Recast the material starting at the line containing "What elements are" and ending at the line containing "page-title: 비고츠키 인지발달이론", both included, as a Markdown table with the columns Row and Line, numbering each line and skipping blank lines. Leave the pictures out.
#### Supplied records ####
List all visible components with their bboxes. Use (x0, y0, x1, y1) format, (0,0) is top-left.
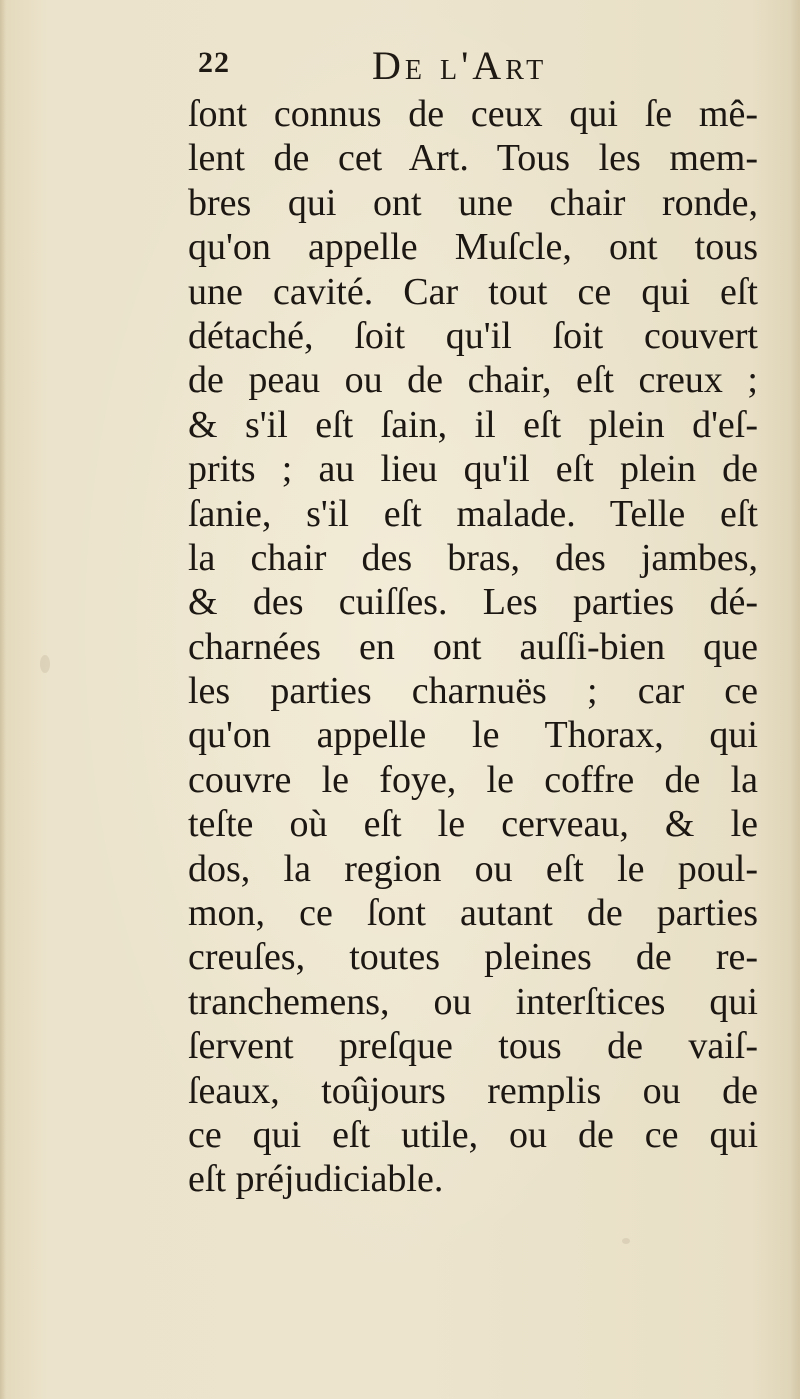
####
#### Supplied records ####
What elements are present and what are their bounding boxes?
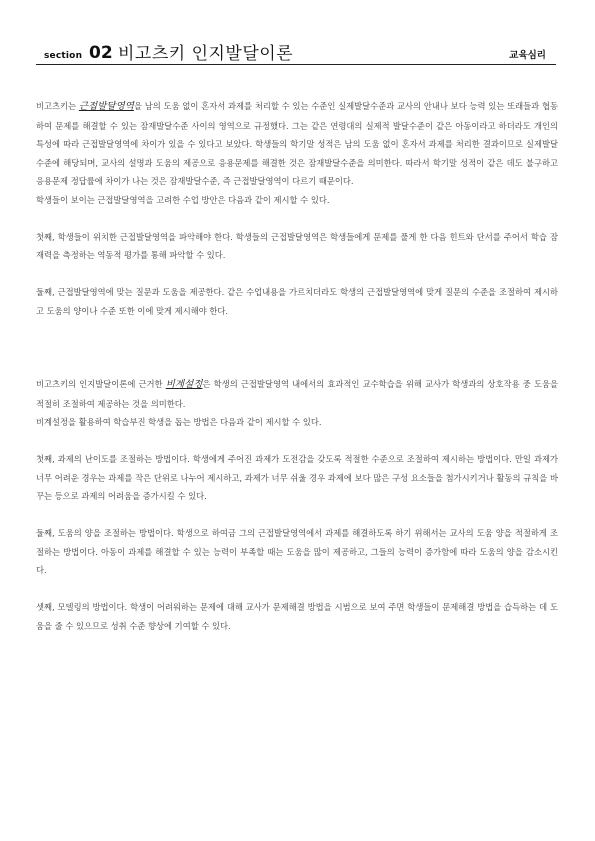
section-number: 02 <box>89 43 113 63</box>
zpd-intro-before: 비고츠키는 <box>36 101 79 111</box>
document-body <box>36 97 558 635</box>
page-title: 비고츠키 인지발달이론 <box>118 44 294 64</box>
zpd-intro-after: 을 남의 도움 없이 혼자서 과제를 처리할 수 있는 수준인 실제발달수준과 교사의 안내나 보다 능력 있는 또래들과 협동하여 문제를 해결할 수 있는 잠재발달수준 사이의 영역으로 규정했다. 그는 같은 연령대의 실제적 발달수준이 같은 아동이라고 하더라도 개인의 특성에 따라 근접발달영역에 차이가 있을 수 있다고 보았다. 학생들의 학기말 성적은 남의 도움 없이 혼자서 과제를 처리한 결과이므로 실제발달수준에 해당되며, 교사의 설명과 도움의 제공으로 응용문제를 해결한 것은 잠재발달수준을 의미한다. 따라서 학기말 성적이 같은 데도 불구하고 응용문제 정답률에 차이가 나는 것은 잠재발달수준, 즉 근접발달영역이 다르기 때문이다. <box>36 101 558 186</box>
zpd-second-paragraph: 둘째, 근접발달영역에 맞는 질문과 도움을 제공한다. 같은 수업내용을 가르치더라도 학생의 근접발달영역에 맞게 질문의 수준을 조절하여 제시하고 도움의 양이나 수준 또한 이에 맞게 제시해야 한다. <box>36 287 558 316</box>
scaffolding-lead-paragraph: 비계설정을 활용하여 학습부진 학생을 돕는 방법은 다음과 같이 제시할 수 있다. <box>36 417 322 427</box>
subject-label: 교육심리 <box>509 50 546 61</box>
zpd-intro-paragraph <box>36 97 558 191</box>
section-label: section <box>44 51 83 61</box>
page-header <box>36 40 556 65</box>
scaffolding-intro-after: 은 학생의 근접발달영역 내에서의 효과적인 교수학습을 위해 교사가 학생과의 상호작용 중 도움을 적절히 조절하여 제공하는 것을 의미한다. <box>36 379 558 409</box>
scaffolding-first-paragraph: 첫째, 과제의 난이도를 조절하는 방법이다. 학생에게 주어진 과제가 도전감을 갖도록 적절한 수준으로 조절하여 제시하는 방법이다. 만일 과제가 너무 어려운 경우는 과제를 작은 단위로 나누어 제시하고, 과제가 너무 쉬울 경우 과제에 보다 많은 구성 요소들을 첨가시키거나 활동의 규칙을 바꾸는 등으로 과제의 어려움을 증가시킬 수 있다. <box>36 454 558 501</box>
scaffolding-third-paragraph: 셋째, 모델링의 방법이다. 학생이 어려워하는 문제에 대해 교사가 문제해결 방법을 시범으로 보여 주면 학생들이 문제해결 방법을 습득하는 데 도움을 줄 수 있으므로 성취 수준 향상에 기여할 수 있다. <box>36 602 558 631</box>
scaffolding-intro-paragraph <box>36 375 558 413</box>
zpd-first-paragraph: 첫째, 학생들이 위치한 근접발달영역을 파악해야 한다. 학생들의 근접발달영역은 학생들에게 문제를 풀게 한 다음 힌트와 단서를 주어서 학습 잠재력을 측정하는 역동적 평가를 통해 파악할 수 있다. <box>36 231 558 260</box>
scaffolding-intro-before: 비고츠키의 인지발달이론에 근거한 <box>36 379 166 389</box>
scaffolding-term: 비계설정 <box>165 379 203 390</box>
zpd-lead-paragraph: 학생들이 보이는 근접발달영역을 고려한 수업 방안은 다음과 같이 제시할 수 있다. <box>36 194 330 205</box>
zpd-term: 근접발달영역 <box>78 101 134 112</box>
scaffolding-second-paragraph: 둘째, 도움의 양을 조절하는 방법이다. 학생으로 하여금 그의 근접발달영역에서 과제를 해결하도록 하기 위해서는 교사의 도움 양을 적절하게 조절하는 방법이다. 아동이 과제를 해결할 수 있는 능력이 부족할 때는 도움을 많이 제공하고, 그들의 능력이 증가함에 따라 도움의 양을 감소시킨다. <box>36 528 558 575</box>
####
**Output for this exercise**
| Row | Line |
|---|---|
| 1 | What elements are present and what are their bounding boxes? |
| 2 | section-number: 02 <box>89 43 113 63</box> |
| 3 | zpd-intro-before: 비고츠키는 <box>36 101 79 111</box> |
| 4 | document-body <box>36 97 558 635</box> |
| 5 | page-title: 비고츠키 인지발달이론 <box>118 44 294 64</box> |